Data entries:
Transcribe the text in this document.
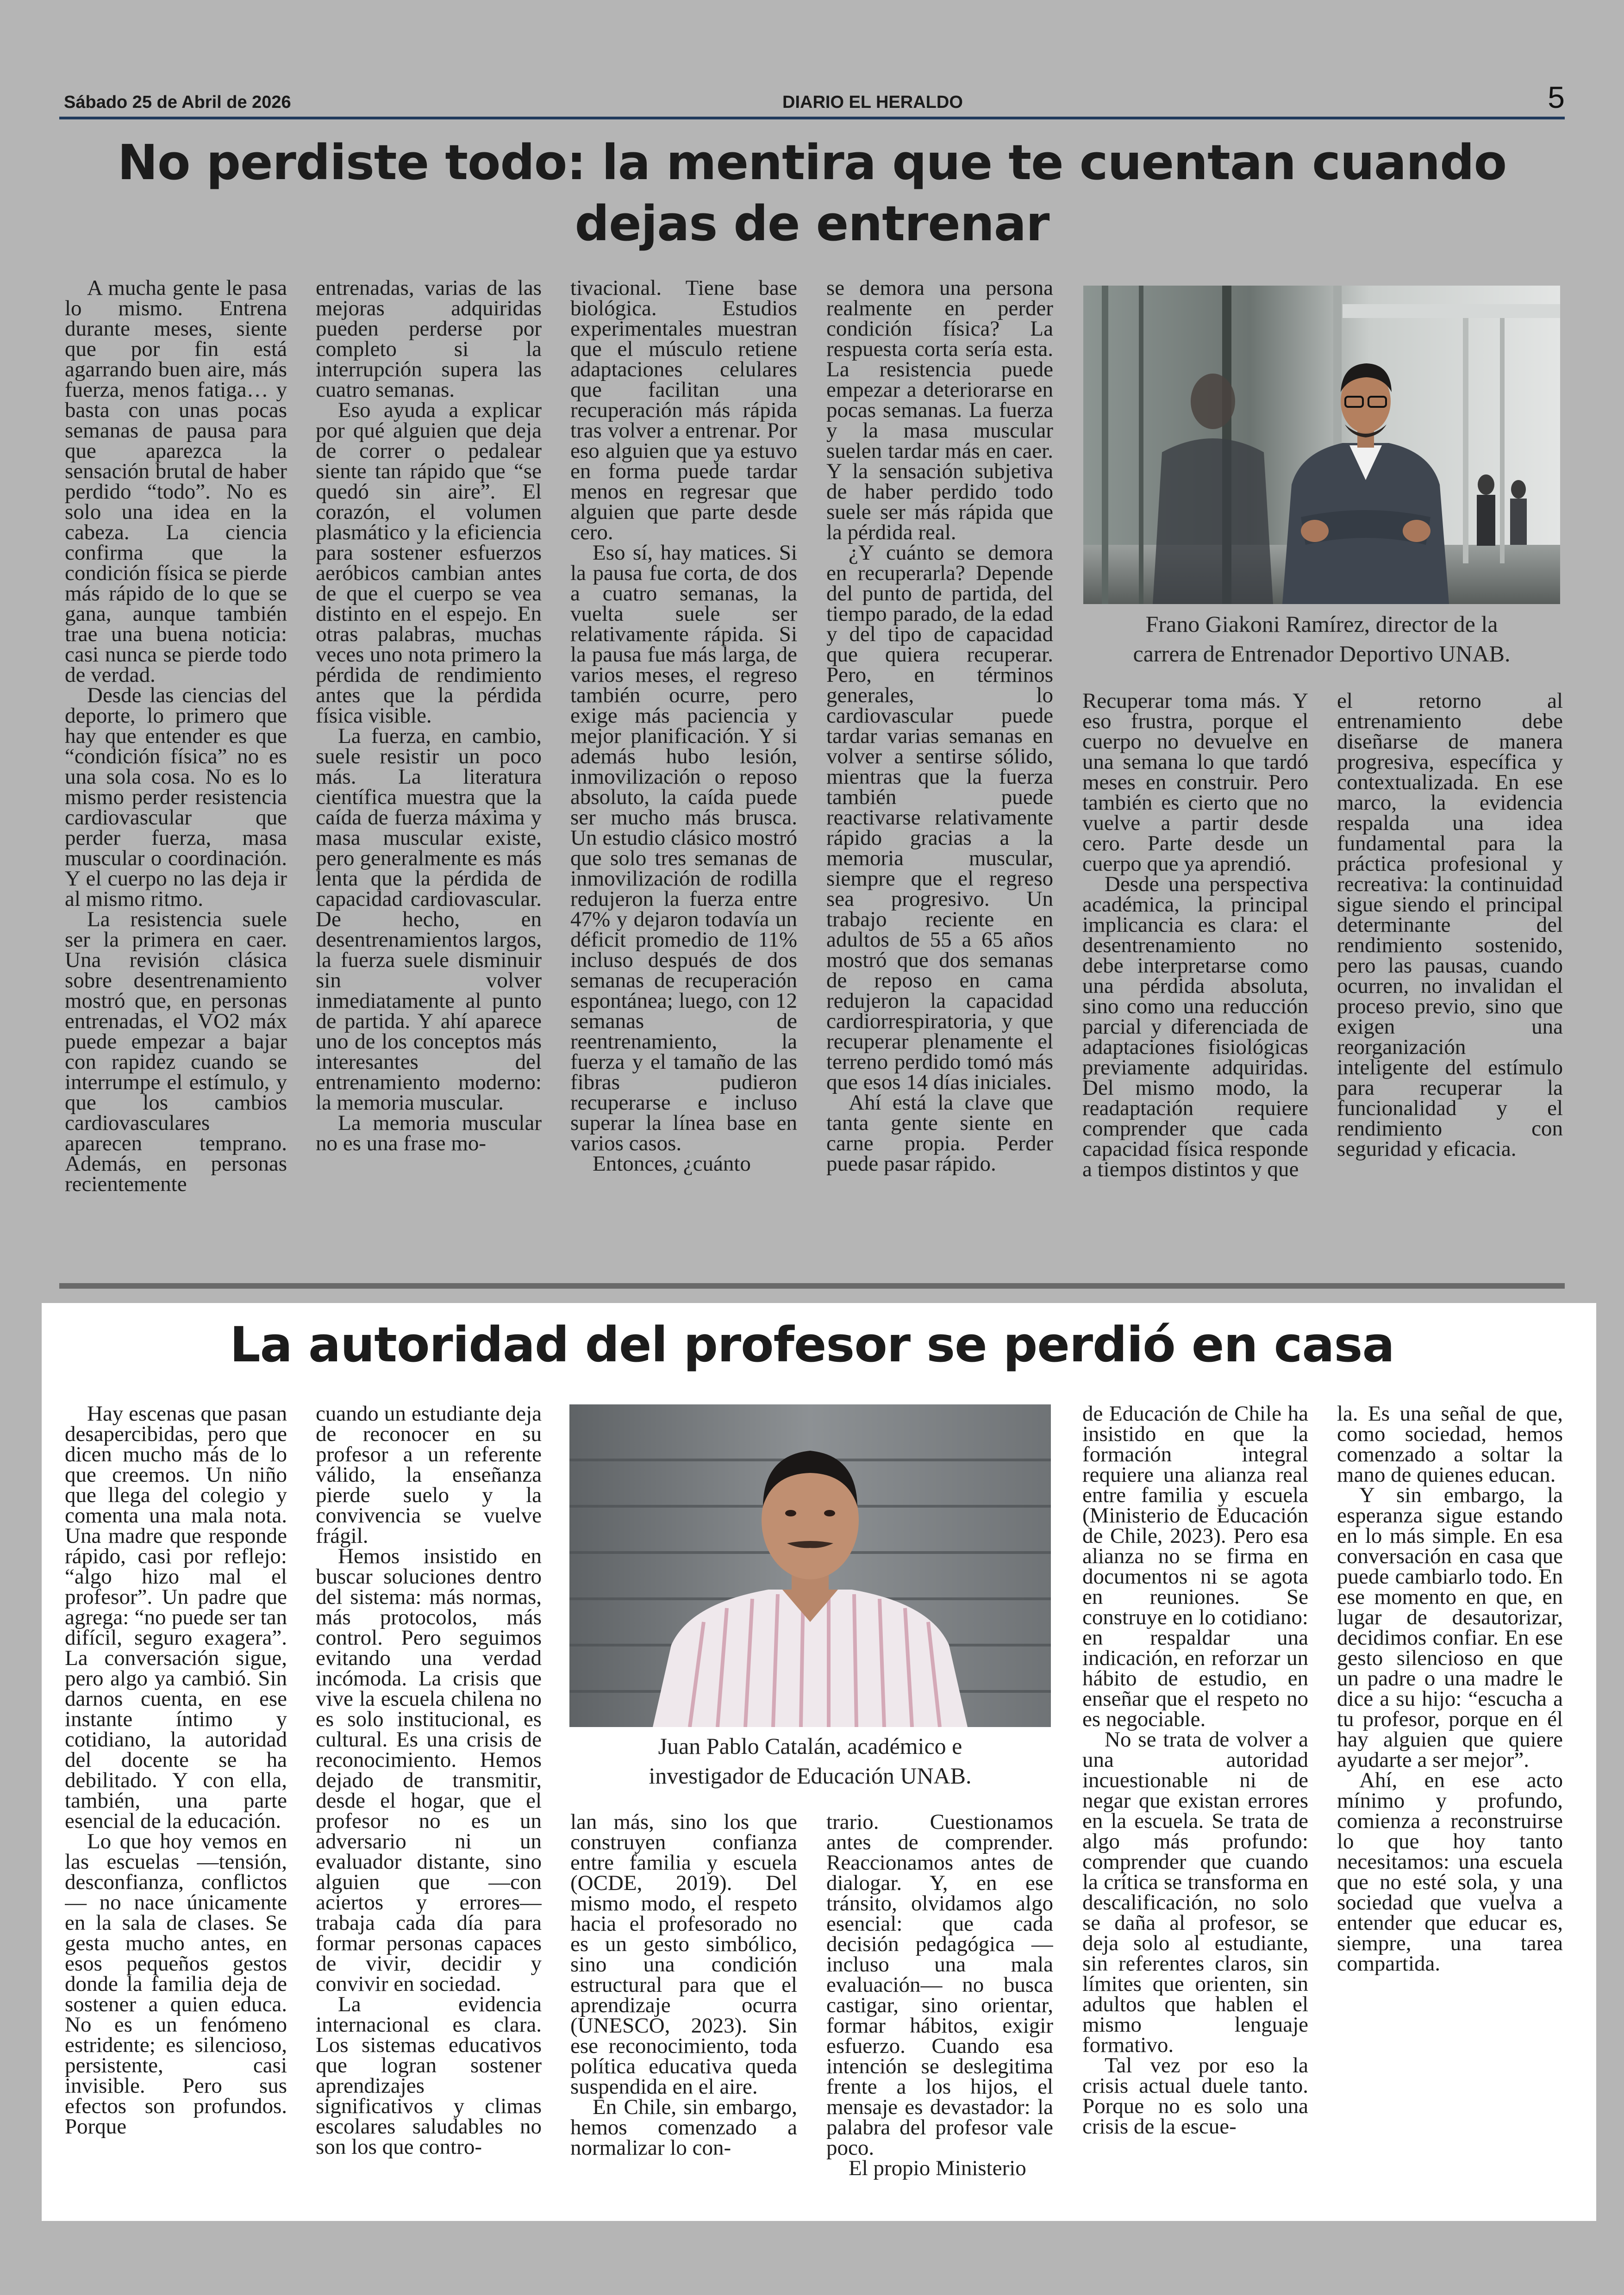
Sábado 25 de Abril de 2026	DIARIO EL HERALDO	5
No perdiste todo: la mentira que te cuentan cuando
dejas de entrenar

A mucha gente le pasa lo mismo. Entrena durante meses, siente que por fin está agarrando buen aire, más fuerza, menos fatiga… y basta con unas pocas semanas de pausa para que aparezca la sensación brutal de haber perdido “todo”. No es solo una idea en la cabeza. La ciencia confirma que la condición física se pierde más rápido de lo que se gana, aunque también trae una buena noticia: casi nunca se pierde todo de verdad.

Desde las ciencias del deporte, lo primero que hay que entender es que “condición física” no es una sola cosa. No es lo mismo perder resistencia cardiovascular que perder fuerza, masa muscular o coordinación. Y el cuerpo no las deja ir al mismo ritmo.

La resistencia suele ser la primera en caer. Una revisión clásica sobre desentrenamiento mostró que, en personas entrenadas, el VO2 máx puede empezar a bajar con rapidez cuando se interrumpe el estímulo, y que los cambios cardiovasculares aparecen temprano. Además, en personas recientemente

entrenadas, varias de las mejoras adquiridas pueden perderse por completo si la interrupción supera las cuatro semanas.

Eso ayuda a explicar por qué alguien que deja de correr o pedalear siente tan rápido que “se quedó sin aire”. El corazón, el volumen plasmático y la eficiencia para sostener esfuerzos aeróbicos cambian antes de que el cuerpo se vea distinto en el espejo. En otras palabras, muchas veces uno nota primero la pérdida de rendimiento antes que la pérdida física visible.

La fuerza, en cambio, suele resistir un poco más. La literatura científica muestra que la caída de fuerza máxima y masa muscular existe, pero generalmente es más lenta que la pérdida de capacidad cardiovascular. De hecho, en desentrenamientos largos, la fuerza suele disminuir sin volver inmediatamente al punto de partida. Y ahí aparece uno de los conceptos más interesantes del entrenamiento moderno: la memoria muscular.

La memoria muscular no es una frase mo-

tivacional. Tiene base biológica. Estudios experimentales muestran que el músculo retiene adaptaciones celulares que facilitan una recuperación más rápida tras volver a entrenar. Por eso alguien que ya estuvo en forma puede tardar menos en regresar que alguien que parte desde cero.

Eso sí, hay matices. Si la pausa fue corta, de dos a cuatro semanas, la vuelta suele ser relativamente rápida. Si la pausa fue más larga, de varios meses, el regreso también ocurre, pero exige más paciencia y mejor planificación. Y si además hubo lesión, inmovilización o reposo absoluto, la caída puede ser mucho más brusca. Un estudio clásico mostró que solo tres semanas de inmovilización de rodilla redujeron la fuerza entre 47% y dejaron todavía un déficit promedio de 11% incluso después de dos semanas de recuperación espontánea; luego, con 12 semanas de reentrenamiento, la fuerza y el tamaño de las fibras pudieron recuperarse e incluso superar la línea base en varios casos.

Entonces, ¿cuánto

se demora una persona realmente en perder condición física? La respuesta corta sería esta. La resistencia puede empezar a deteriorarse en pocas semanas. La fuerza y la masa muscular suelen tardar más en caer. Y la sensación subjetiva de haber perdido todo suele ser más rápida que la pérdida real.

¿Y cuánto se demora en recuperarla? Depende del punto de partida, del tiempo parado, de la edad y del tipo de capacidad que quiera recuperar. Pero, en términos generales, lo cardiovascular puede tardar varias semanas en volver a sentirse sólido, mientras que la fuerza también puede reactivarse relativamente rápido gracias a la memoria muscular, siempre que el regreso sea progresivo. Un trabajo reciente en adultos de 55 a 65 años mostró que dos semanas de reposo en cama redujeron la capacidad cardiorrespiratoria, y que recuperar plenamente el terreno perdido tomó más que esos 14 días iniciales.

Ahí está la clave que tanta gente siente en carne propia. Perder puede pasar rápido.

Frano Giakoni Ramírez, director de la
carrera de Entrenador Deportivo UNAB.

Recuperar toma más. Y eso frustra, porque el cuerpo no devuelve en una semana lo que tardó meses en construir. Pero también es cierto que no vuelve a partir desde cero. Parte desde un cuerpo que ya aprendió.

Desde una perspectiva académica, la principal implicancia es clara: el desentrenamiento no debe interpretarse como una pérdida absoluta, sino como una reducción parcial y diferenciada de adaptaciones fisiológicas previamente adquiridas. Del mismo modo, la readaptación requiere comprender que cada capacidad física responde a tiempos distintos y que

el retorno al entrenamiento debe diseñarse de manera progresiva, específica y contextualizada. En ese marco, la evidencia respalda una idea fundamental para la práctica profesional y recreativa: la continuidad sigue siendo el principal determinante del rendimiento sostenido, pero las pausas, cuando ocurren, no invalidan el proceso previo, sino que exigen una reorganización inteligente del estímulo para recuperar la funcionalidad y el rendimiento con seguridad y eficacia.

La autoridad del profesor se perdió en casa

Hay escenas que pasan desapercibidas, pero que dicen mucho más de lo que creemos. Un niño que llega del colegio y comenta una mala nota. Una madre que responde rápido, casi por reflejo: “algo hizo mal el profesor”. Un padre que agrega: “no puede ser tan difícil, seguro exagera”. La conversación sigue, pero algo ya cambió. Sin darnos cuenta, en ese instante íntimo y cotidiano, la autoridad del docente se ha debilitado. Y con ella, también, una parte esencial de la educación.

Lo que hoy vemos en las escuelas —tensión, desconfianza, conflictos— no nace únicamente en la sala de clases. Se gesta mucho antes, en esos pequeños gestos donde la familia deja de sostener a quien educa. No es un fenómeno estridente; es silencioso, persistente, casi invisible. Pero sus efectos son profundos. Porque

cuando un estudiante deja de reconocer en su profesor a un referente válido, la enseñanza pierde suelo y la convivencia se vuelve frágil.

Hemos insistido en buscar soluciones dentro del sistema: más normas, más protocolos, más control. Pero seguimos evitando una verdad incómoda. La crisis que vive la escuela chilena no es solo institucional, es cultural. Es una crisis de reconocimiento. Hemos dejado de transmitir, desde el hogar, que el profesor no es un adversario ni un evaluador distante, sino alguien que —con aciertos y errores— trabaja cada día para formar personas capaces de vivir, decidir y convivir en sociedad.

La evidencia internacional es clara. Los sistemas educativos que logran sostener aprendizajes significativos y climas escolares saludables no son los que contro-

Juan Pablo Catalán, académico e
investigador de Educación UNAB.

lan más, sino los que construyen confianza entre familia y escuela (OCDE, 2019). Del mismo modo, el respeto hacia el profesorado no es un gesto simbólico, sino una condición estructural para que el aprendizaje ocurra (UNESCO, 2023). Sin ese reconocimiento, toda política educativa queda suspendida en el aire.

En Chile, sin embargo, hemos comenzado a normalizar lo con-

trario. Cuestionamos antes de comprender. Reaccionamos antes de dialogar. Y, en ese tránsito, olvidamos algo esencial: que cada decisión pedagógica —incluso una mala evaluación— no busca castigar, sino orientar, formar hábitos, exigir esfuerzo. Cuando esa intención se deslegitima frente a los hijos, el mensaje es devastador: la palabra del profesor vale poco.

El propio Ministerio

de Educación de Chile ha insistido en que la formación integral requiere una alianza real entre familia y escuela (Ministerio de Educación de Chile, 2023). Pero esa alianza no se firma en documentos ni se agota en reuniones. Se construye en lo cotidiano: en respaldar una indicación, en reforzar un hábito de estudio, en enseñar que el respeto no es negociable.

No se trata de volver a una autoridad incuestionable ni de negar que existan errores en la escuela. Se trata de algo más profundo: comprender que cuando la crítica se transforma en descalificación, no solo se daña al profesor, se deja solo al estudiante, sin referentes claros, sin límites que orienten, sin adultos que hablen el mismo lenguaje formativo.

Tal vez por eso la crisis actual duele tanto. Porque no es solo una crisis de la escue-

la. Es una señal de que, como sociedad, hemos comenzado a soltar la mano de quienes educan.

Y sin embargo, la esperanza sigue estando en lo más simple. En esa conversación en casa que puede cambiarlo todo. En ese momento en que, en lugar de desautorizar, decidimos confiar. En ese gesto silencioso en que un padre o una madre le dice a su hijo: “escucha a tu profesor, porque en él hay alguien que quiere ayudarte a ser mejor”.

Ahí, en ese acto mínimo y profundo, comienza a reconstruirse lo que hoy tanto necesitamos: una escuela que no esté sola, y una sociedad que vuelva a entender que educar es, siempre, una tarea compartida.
--
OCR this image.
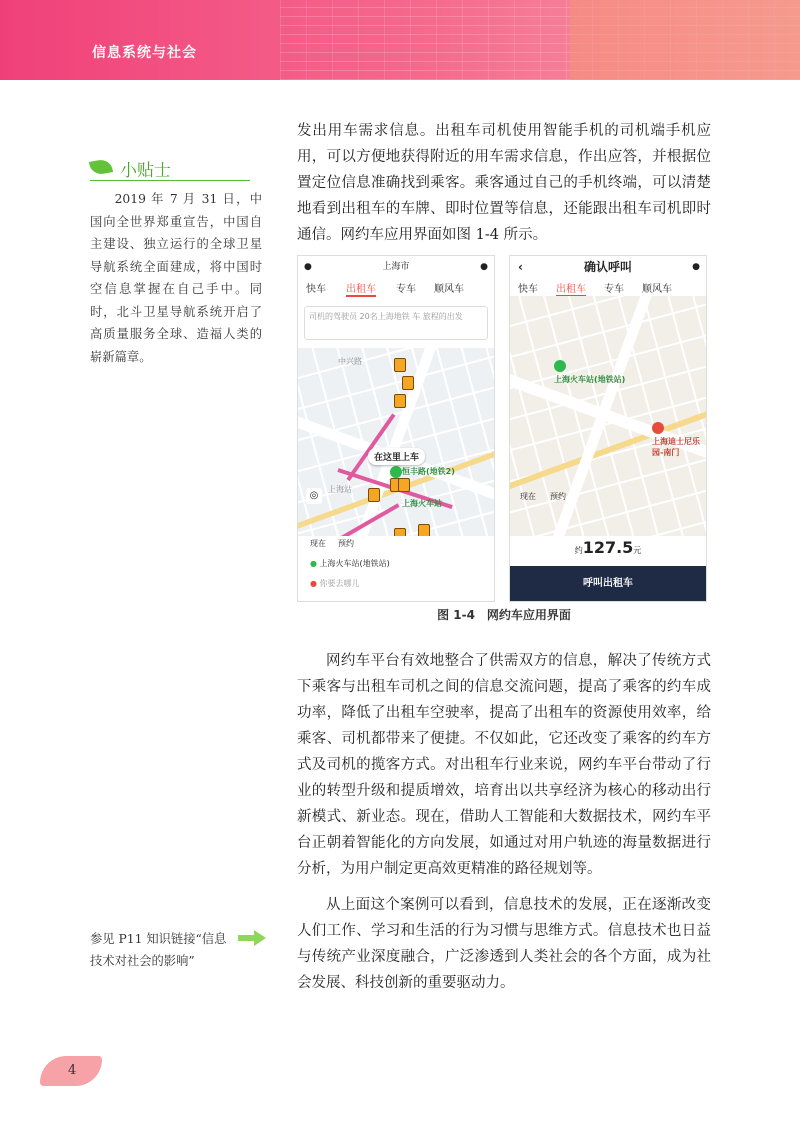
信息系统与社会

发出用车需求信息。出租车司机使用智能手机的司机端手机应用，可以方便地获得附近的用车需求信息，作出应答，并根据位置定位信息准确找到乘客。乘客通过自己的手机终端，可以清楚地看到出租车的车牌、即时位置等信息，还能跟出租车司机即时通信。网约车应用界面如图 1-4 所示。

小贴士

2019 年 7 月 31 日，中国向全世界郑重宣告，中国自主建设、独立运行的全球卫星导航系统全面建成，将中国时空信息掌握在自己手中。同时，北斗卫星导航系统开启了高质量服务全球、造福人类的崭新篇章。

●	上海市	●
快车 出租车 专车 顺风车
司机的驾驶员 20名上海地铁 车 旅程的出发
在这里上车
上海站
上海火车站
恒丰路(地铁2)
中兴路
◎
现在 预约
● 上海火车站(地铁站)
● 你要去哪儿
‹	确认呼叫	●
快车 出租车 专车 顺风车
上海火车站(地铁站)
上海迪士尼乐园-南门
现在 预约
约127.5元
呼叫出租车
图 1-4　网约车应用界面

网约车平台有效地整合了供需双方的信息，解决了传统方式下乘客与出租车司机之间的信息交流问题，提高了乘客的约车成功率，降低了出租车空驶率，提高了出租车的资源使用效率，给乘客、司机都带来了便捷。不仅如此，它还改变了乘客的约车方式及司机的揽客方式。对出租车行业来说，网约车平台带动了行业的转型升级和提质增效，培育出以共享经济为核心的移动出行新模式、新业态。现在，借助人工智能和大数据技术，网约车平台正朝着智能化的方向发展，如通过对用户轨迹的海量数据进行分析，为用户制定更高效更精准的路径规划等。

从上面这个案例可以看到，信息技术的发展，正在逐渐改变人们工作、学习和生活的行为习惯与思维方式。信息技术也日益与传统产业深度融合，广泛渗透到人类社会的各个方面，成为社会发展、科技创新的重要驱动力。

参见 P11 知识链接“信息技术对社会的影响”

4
--
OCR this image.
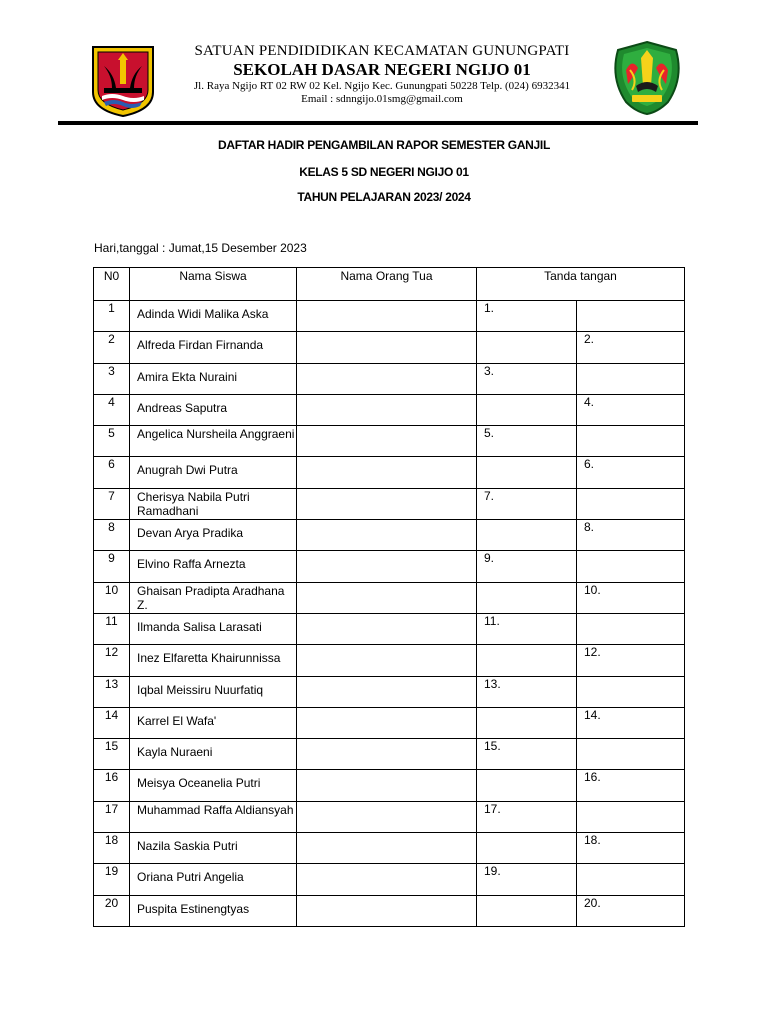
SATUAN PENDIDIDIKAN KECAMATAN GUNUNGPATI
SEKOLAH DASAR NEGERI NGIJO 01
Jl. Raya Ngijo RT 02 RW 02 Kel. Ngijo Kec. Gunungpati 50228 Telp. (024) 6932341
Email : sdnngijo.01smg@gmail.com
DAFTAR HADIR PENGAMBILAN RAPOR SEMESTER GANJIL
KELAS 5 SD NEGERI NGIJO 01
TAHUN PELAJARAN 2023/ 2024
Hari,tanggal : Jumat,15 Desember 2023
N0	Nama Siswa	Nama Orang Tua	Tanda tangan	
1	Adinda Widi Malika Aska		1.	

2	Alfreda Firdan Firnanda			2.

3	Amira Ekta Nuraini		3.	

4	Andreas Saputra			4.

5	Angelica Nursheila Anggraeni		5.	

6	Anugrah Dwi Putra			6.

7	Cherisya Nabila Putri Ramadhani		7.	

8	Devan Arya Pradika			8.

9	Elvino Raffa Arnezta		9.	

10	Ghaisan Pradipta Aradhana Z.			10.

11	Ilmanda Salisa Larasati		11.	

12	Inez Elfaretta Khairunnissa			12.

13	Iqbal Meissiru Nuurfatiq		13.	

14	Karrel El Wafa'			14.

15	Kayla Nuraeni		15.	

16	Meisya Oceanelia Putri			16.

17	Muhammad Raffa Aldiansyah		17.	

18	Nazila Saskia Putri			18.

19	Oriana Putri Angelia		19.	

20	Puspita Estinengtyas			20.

== GOAL ==
Show every line of the records above that contains the word "nota".

== RESPONSE TO THIS TASK ==
Eso ayuda a explicar por qué alguien que deja de correr o pedalear siente tan rápido que “se quedó sin aire”. El corazón, el volumen plasmático y la eficiencia para sostener esfuerzos aeróbicos cambian antes de que el cuerpo se vea distinto en el espejo. En otras palabras, muchas veces uno nota primero la pérdida de rendimiento antes que la pérdida física visible.
Hay escenas que pasan desapercibidas, pero que dicen mucho más de lo que creemos. Un niño que llega del colegio y comenta una mala nota. Una madre que responde rápido, casi por reflejo: “algo hizo mal el profesor”. Un padre que agrega: “no puede ser tan difícil, seguro exagera”. La conversación sigue, pero algo ya cambió. Sin darnos cuenta, en ese instante íntimo y cotidiano, la autoridad del docente se ha debilitado. Y con ella, también, una parte esencial de la educación.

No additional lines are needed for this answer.